Excerpts from a figure dataset
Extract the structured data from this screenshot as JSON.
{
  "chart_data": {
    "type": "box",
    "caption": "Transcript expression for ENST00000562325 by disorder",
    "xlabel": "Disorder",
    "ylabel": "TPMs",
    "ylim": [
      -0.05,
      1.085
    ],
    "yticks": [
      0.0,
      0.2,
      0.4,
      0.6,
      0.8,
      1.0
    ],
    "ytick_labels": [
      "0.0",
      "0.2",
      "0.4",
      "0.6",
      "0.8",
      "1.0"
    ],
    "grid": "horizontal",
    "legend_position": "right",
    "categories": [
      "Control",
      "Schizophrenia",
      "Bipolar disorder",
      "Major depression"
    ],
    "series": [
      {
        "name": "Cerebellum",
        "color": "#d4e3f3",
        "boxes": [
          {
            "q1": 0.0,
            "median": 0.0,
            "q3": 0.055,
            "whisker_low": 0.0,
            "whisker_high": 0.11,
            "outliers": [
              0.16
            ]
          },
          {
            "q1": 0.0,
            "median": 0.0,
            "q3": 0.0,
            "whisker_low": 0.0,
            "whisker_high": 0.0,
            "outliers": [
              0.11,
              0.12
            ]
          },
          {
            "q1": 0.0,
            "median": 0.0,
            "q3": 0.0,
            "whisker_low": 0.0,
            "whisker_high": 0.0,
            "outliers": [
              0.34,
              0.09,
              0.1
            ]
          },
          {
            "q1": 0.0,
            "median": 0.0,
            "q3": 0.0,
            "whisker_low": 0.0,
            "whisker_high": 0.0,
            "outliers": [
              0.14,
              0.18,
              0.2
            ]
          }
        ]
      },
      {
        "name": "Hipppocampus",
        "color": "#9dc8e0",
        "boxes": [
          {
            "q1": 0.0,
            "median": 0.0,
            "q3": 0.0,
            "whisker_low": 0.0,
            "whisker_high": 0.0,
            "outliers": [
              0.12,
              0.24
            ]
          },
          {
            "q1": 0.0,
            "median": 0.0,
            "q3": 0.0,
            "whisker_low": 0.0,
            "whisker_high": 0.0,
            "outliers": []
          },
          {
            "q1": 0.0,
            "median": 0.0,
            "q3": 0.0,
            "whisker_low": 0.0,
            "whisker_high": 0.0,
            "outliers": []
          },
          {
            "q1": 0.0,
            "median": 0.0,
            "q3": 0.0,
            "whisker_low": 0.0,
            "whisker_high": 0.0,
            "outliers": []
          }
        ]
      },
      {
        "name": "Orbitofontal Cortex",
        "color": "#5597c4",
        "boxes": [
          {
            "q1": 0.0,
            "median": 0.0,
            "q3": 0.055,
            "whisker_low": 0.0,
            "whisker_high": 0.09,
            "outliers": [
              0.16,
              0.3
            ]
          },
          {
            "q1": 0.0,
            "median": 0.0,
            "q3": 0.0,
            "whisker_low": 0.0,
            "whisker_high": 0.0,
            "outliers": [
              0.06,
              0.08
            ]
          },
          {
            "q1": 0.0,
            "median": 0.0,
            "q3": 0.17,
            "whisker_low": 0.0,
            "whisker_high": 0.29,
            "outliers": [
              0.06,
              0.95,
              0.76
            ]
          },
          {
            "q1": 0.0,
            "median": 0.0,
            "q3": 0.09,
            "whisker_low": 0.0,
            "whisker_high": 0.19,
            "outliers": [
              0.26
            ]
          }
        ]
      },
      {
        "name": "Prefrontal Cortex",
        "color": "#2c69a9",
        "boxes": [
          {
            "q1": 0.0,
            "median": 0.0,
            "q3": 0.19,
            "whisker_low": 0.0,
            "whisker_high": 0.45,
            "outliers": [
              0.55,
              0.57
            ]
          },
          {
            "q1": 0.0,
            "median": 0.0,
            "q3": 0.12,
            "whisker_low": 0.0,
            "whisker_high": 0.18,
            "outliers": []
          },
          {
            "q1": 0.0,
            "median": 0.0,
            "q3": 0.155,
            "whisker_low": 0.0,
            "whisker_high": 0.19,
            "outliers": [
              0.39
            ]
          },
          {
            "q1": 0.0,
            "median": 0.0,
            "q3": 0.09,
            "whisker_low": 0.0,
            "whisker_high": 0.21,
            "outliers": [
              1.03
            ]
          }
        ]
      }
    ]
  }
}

▶ Instructions for the task:
Repeat the entries above exactly, leaving nothing out.

▶ Solution below:
Extract the structured data from this screenshot as JSON.
{
  "chart_data": {
    "type": "box",
    "caption": "Transcript expression for ENST00000562325 by disorder",
    "xlabel": "Disorder",
    "ylabel": "TPMs",
    "ylim": [
      -0.05,
      1.085
    ],
    "yticks": [
      0.0,
      0.2,
      0.4,
      0.6,
      0.8,
      1.0
    ],
    "ytick_labels": [
      "0.0",
      "0.2",
      "0.4",
      "0.6",
      "0.8",
      "1.0"
    ],
    "grid": "horizontal",
    "legend_position": "right",
    "categories": [
      "Control",
      "Schizophrenia",
      "Bipolar disorder",
      "Major depression"
    ],
    "series": [
      {
        "name": "Cerebellum",
        "color": "#d4e3f3",
        "boxes": [
          {
            "q1": 0.0,
            "median": 0.0,
            "q3": 0.055,
            "whisker_low": 0.0,
            "whisker_high": 0.11,
            "outliers": [
              0.16
            ]
          },
          {
            "q1": 0.0,
            "median": 0.0,
            "q3": 0.0,
            "whisker_low": 0.0,
            "whisker_high": 0.0,
            "outliers": [
              0.11,
              0.12
            ]
          },
          {
            "q1": 0.0,
            "median": 0.0,
            "q3": 0.0,
            "whisker_low": 0.0,
            "whisker_high": 0.0,
            "outliers": [
              0.34,
              0.09,
              0.1
            ]
          },
          {
            "q1": 0.0,
            "median": 0.0,
            "q3": 0.0,
            "whisker_low": 0.0,
            "whisker_high": 0.0,
            "outliers": [
              0.14,
              0.18,
              0.2
            ]
          }
        ]
      },
      {
        "name": "Hipppocampus",
        "color": "#9dc8e0",
        "boxes": [
          {
            "q1": 0.0,
            "median": 0.0,
            "q3": 0.0,
            "whisker_low": 0.0,
            "whisker_high": 0.0,
            "outliers": [
              0.12,
              0.24
            ]
          },
          {
            "q1": 0.0,
            "median": 0.0,
            "q3": 0.0,
            "whisker_low": 0.0,
            "whisker_high": 0.0,
            "outliers": []
          },
          {
            "q1": 0.0,
            "median": 0.0,
            "q3": 0.0,
            "whisker_low": 0.0,
            "whisker_high": 0.0,
            "outliers": []
          },
          {
            "q1": 0.0,
            "median": 0.0,
            "q3": 0.0,
            "whisker_low": 0.0,
            "whisker_high": 0.0,
            "outliers": []
          }
        ]
      },
      {
        "name": "Orbitofontal Cortex",
        "color": "#5597c4",
        "boxes": [
          {
            "q1": 0.0,
            "median": 0.0,
            "q3": 0.055,
            "whisker_low": 0.0,
            "whisker_high": 0.09,
            "outliers": [
              0.16,
              0.3
            ]
          },
          {
            "q1": 0.0,
            "median": 0.0,
            "q3": 0.0,
            "whisker_low": 0.0,
            "whisker_high": 0.0,
            "outliers": [
              0.06,
              0.08
            ]
          },
          {
            "q1": 0.0,
            "median": 0.0,
            "q3": 0.17,
            "whisker_low": 0.0,
            "whisker_high": 0.29,
            "outliers": [
              0.06,
              0.95,
              0.76
            ]
          },
          {
            "q1": 0.0,
            "median": 0.0,
            "q3": 0.09,
            "whisker_low": 0.0,
            "whisker_high": 0.19,
            "outliers": [
              0.26
            ]
          }
        ]
      },
      {
        "name": "Prefrontal Cortex",
        "color": "#2c69a9",
        "boxes": [
          {
            "q1": 0.0,
            "median": 0.0,
            "q3": 0.19,
            "whisker_low": 0.0,
            "whisker_high": 0.45,
            "outliers": [
              0.55,
              0.57
            ]
          },
          {
            "q1": 0.0,
            "median": 0.0,
            "q3": 0.12,
            "whisker_low": 0.0,
            "whisker_high": 0.18,
            "outliers": []
          },
          {
            "q1": 0.0,
            "median": 0.0,
            "q3": 0.155,
            "whisker_low": 0.0,
            "whisker_high": 0.19,
            "outliers": [
              0.39
            ]
          },
          {
            "q1": 0.0,
            "median": 0.0,
            "q3": 0.09,
            "whisker_low": 0.0,
            "whisker_high": 0.21,
            "outliers": [
              1.03
            ]
          }
        ]
      }
    ]
  }
}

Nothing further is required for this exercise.